What needs to be done: Write out all of the lines below, exactly and completely.

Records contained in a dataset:
━━━━━━━━

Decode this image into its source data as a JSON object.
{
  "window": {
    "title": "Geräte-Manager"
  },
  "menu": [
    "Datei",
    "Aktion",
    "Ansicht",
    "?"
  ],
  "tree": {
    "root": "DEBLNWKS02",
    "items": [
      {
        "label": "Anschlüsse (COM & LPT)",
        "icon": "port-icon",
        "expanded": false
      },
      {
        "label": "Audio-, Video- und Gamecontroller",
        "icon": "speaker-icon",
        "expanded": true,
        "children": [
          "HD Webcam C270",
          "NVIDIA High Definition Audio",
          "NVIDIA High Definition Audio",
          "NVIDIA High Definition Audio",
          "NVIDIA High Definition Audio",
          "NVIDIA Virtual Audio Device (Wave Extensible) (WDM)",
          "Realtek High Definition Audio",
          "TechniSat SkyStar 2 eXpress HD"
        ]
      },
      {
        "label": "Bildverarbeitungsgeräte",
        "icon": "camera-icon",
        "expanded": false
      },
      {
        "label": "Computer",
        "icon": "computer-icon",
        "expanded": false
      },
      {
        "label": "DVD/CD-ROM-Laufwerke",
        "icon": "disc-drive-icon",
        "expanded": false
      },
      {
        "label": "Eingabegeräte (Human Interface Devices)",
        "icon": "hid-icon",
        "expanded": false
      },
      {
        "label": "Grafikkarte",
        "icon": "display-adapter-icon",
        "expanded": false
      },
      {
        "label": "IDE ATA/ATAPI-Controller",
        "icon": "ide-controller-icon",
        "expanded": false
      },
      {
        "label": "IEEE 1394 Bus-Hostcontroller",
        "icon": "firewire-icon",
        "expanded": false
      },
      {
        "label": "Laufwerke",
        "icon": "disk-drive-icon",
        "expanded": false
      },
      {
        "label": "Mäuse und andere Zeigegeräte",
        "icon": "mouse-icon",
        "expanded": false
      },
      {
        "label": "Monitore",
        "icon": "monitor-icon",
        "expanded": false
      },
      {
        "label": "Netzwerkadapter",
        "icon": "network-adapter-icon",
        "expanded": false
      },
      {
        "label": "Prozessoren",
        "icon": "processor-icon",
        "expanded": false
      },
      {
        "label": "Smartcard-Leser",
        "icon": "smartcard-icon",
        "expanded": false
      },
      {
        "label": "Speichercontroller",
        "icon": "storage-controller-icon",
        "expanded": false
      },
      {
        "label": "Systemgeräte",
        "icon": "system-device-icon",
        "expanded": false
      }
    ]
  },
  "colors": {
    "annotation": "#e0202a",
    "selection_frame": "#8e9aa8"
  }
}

━━━━━━━━

Full answer:
Decode this image into its source data as a JSON object.
{
  "window": {
    "title": "Geräte-Manager"
  },
  "menu": [
    "Datei",
    "Aktion",
    "Ansicht",
    "?"
  ],
  "tree": {
    "root": "DEBLNWKS02",
    "items": [
      {
        "label": "Anschlüsse (COM & LPT)",
        "icon": "port-icon",
        "expanded": false
      },
      {
        "label": "Audio-, Video- und Gamecontroller",
        "icon": "speaker-icon",
        "expanded": true,
        "children": [
          "HD Webcam C270",
          "NVIDIA High Definition Audio",
          "NVIDIA High Definition Audio",
          "NVIDIA High Definition Audio",
          "NVIDIA High Definition Audio",
          "NVIDIA Virtual Audio Device (Wave Extensible) (WDM)",
          "Realtek High Definition Audio",
          "TechniSat SkyStar 2 eXpress HD"
        ]
      },
      {
        "label": "Bildverarbeitungsgeräte",
        "icon": "camera-icon",
        "expanded": false
      },
      {
        "label": "Computer",
        "icon": "computer-icon",
        "expanded": false
      },
      {
        "label": "DVD/CD-ROM-Laufwerke",
        "icon": "disc-drive-icon",
        "expanded": false
      },
      {
        "label": "Eingabegeräte (Human Interface Devices)",
        "icon": "hid-icon",
        "expanded": false
      },
      {
        "label": "Grafikkarte",
        "icon": "display-adapter-icon",
        "expanded": false
      },
      {
        "label": "IDE ATA/ATAPI-Controller",
        "icon": "ide-controller-icon",
        "expanded": false
      },
      {
        "label": "IEEE 1394 Bus-Hostcontroller",
        "icon": "firewire-icon",
        "expanded": false
      },
      {
        "label": "Laufwerke",
        "icon": "disk-drive-icon",
        "expanded": false
      },
      {
        "label": "Mäuse und andere Zeigegeräte",
        "icon": "mouse-icon",
        "expanded": false
      },
      {
        "label": "Monitore",
        "icon": "monitor-icon",
        "expanded": false
      },
      {
        "label": "Netzwerkadapter",
        "icon": "network-adapter-icon",
        "expanded": false
      },
      {
        "label": "Prozessoren",
        "icon": "processor-icon",
        "expanded": false
      },
      {
        "label": "Smartcard-Leser",
        "icon": "smartcard-icon",
        "expanded": false
      },
      {
        "label": "Speichercontroller",
        "icon": "storage-controller-icon",
        "expanded": false
      },
      {
        "label": "Systemgeräte",
        "icon": "system-device-icon",
        "expanded": false
      }
    ]
  },
  "colors": {
    "annotation": "#e0202a",
    "selection_frame": "#8e9aa8"
  }
}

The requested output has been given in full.